Stored data entries:
┄┄┄┄┄┄┄┄┄┄
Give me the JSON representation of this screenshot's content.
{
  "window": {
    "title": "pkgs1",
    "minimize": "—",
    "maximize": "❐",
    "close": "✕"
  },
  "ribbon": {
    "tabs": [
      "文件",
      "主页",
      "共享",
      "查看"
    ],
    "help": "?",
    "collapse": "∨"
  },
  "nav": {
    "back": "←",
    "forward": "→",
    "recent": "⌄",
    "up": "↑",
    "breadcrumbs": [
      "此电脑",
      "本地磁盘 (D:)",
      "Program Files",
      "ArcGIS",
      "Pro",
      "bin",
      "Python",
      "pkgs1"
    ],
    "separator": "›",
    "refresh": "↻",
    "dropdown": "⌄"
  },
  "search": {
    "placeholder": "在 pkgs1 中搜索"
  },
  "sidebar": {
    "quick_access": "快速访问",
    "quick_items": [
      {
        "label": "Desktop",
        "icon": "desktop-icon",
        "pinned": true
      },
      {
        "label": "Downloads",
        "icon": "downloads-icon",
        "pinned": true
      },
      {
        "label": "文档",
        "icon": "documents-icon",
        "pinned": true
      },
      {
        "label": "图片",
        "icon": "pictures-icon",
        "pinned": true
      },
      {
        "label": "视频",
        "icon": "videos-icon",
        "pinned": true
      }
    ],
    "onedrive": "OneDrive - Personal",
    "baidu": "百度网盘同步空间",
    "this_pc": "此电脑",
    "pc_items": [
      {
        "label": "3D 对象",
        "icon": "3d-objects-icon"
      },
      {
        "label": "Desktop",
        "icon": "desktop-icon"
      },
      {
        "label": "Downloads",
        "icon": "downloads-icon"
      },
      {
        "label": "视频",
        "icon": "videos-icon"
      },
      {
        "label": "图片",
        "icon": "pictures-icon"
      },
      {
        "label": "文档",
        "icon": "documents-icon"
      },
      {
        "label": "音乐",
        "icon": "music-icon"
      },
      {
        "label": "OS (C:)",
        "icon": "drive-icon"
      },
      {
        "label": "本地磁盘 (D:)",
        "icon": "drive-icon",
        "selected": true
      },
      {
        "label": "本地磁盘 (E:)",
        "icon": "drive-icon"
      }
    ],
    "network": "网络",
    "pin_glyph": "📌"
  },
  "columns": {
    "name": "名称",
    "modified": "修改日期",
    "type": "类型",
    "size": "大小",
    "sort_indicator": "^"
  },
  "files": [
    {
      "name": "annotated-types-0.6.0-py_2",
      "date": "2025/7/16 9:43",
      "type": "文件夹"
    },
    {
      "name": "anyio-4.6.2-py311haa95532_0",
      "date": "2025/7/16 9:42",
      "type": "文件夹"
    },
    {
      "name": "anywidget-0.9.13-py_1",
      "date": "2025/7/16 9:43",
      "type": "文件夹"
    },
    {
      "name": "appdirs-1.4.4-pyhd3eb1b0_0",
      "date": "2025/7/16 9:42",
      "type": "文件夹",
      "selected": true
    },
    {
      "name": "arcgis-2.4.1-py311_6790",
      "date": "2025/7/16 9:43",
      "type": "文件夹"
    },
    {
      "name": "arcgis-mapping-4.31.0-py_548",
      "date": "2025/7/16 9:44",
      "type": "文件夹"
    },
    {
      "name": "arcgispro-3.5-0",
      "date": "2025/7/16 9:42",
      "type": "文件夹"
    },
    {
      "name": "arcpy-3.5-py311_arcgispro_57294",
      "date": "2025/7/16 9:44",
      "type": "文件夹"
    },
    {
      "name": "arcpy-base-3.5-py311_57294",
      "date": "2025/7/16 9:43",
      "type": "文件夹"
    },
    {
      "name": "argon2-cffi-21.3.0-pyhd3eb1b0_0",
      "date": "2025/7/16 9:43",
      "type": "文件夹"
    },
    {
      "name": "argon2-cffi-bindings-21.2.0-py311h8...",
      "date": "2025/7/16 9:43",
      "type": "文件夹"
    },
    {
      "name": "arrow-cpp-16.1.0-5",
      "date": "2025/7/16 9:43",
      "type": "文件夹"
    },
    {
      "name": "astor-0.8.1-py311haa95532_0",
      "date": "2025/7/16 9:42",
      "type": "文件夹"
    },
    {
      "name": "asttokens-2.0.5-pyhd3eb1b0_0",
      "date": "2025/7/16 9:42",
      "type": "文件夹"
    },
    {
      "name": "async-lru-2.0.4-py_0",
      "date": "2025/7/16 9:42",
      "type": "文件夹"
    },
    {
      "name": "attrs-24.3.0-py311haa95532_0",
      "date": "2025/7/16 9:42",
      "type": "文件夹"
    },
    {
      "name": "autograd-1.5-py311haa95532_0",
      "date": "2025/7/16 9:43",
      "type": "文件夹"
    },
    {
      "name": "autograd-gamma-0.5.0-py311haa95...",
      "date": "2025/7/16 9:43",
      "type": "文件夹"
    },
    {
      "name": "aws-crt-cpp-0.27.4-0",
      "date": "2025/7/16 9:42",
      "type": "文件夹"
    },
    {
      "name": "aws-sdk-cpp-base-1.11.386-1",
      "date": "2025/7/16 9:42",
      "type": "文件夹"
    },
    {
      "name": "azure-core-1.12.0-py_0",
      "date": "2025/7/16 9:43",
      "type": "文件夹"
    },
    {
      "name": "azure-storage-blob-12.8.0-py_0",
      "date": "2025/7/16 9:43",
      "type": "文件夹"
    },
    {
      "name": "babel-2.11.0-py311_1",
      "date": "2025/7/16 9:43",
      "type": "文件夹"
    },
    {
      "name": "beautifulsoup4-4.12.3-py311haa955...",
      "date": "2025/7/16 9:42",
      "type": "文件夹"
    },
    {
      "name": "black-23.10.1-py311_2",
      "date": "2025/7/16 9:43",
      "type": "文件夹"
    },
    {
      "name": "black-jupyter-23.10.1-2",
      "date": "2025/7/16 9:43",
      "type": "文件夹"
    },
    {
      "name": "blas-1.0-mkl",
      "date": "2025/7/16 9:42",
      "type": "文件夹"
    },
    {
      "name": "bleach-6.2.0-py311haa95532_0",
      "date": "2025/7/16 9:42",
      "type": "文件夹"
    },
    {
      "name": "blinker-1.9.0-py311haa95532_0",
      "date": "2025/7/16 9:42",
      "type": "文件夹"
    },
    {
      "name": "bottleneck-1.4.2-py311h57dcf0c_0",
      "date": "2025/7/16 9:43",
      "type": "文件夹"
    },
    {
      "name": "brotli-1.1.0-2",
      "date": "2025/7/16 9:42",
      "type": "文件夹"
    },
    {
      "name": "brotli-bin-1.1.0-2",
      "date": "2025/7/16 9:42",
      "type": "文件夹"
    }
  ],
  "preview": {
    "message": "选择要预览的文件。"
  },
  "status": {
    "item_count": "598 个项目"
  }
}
┄┄┄┄┄┄┄┄┄┄
● **GOAL**
Extract the complete set of records unchanged.

● **COMPLETE OUTPUT**
Give me the JSON representation of this screenshot's content.
{
  "window": {
    "title": "pkgs1",
    "minimize": "—",
    "maximize": "❐",
    "close": "✕"
  },
  "ribbon": {
    "tabs": [
      "文件",
      "主页",
      "共享",
      "查看"
    ],
    "help": "?",
    "collapse": "∨"
  },
  "nav": {
    "back": "←",
    "forward": "→",
    "recent": "⌄",
    "up": "↑",
    "breadcrumbs": [
      "此电脑",
      "本地磁盘 (D:)",
      "Program Files",
      "ArcGIS",
      "Pro",
      "bin",
      "Python",
      "pkgs1"
    ],
    "separator": "›",
    "refresh": "↻",
    "dropdown": "⌄"
  },
  "search": {
    "placeholder": "在 pkgs1 中搜索"
  },
  "sidebar": {
    "quick_access": "快速访问",
    "quick_items": [
      {
        "label": "Desktop",
        "icon": "desktop-icon",
        "pinned": true
      },
      {
        "label": "Downloads",
        "icon": "downloads-icon",
        "pinned": true
      },
      {
        "label": "文档",
        "icon": "documents-icon",
        "pinned": true
      },
      {
        "label": "图片",
        "icon": "pictures-icon",
        "pinned": true
      },
      {
        "label": "视频",
        "icon": "videos-icon",
        "pinned": true
      }
    ],
    "onedrive": "OneDrive - Personal",
    "baidu": "百度网盘同步空间",
    "this_pc": "此电脑",
    "pc_items": [
      {
        "label": "3D 对象",
        "icon": "3d-objects-icon"
      },
      {
        "label": "Desktop",
        "icon": "desktop-icon"
      },
      {
        "label": "Downloads",
        "icon": "downloads-icon"
      },
      {
        "label": "视频",
        "icon": "videos-icon"
      },
      {
        "label": "图片",
        "icon": "pictures-icon"
      },
      {
        "label": "文档",
        "icon": "documents-icon"
      },
      {
        "label": "音乐",
        "icon": "music-icon"
      },
      {
        "label": "OS (C:)",
        "icon": "drive-icon"
      },
      {
        "label": "本地磁盘 (D:)",
        "icon": "drive-icon",
        "selected": true
      },
      {
        "label": "本地磁盘 (E:)",
        "icon": "drive-icon"
      }
    ],
    "network": "网络",
    "pin_glyph": "📌"
  },
  "columns": {
    "name": "名称",
    "modified": "修改日期",
    "type": "类型",
    "size": "大小",
    "sort_indicator": "^"
  },
  "files": [
    {
      "name": "annotated-types-0.6.0-py_2",
      "date": "2025/7/16 9:43",
      "type": "文件夹"
    },
    {
      "name": "anyio-4.6.2-py311haa95532_0",
      "date": "2025/7/16 9:42",
      "type": "文件夹"
    },
    {
      "name": "anywidget-0.9.13-py_1",
      "date": "2025/7/16 9:43",
      "type": "文件夹"
    },
    {
      "name": "appdirs-1.4.4-pyhd3eb1b0_0",
      "date": "2025/7/16 9:42",
      "type": "文件夹",
      "selected": true
    },
    {
      "name": "arcgis-2.4.1-py311_6790",
      "date": "2025/7/16 9:43",
      "type": "文件夹"
    },
    {
      "name": "arcgis-mapping-4.31.0-py_548",
      "date": "2025/7/16 9:44",
      "type": "文件夹"
    },
    {
      "name": "arcgispro-3.5-0",
      "date": "2025/7/16 9:42",
      "type": "文件夹"
    },
    {
      "name": "arcpy-3.5-py311_arcgispro_57294",
      "date": "2025/7/16 9:44",
      "type": "文件夹"
    },
    {
      "name": "arcpy-base-3.5-py311_57294",
      "date": "2025/7/16 9:43",
      "type": "文件夹"
    },
    {
      "name": "argon2-cffi-21.3.0-pyhd3eb1b0_0",
      "date": "2025/7/16 9:43",
      "type": "文件夹"
    },
    {
      "name": "argon2-cffi-bindings-21.2.0-py311h8...",
      "date": "2025/7/16 9:43",
      "type": "文件夹"
    },
    {
      "name": "arrow-cpp-16.1.0-5",
      "date": "2025/7/16 9:43",
      "type": "文件夹"
    },
    {
      "name": "astor-0.8.1-py311haa95532_0",
      "date": "2025/7/16 9:42",
      "type": "文件夹"
    },
    {
      "name": "asttokens-2.0.5-pyhd3eb1b0_0",
      "date": "2025/7/16 9:42",
      "type": "文件夹"
    },
    {
      "name": "async-lru-2.0.4-py_0",
      "date": "2025/7/16 9:42",
      "type": "文件夹"
    },
    {
      "name": "attrs-24.3.0-py311haa95532_0",
      "date": "2025/7/16 9:42",
      "type": "文件夹"
    },
    {
      "name": "autograd-1.5-py311haa95532_0",
      "date": "2025/7/16 9:43",
      "type": "文件夹"
    },
    {
      "name": "autograd-gamma-0.5.0-py311haa95...",
      "date": "2025/7/16 9:43",
      "type": "文件夹"
    },
    {
      "name": "aws-crt-cpp-0.27.4-0",
      "date": "2025/7/16 9:42",
      "type": "文件夹"
    },
    {
      "name": "aws-sdk-cpp-base-1.11.386-1",
      "date": "2025/7/16 9:42",
      "type": "文件夹"
    },
    {
      "name": "azure-core-1.12.0-py_0",
      "date": "2025/7/16 9:43",
      "type": "文件夹"
    },
    {
      "name": "azure-storage-blob-12.8.0-py_0",
      "date": "2025/7/16 9:43",
      "type": "文件夹"
    },
    {
      "name": "babel-2.11.0-py311_1",
      "date": "2025/7/16 9:43",
      "type": "文件夹"
    },
    {
      "name": "beautifulsoup4-4.12.3-py311haa955...",
      "date": "2025/7/16 9:42",
      "type": "文件夹"
    },
    {
      "name": "black-23.10.1-py311_2",
      "date": "2025/7/16 9:43",
      "type": "文件夹"
    },
    {
      "name": "black-jupyter-23.10.1-2",
      "date": "2025/7/16 9:43",
      "type": "文件夹"
    },
    {
      "name": "blas-1.0-mkl",
      "date": "2025/7/16 9:42",
      "type": "文件夹"
    },
    {
      "name": "bleach-6.2.0-py311haa95532_0",
      "date": "2025/7/16 9:42",
      "type": "文件夹"
    },
    {
      "name": "blinker-1.9.0-py311haa95532_0",
      "date": "2025/7/16 9:42",
      "type": "文件夹"
    },
    {
      "name": "bottleneck-1.4.2-py311h57dcf0c_0",
      "date": "2025/7/16 9:43",
      "type": "文件夹"
    },
    {
      "name": "brotli-1.1.0-2",
      "date": "2025/7/16 9:42",
      "type": "文件夹"
    },
    {
      "name": "brotli-bin-1.1.0-2",
      "date": "2025/7/16 9:42",
      "type": "文件夹"
    }
  ],
  "preview": {
    "message": "选择要预览的文件。"
  },
  "status": {
    "item_count": "598 个项目"
  }
}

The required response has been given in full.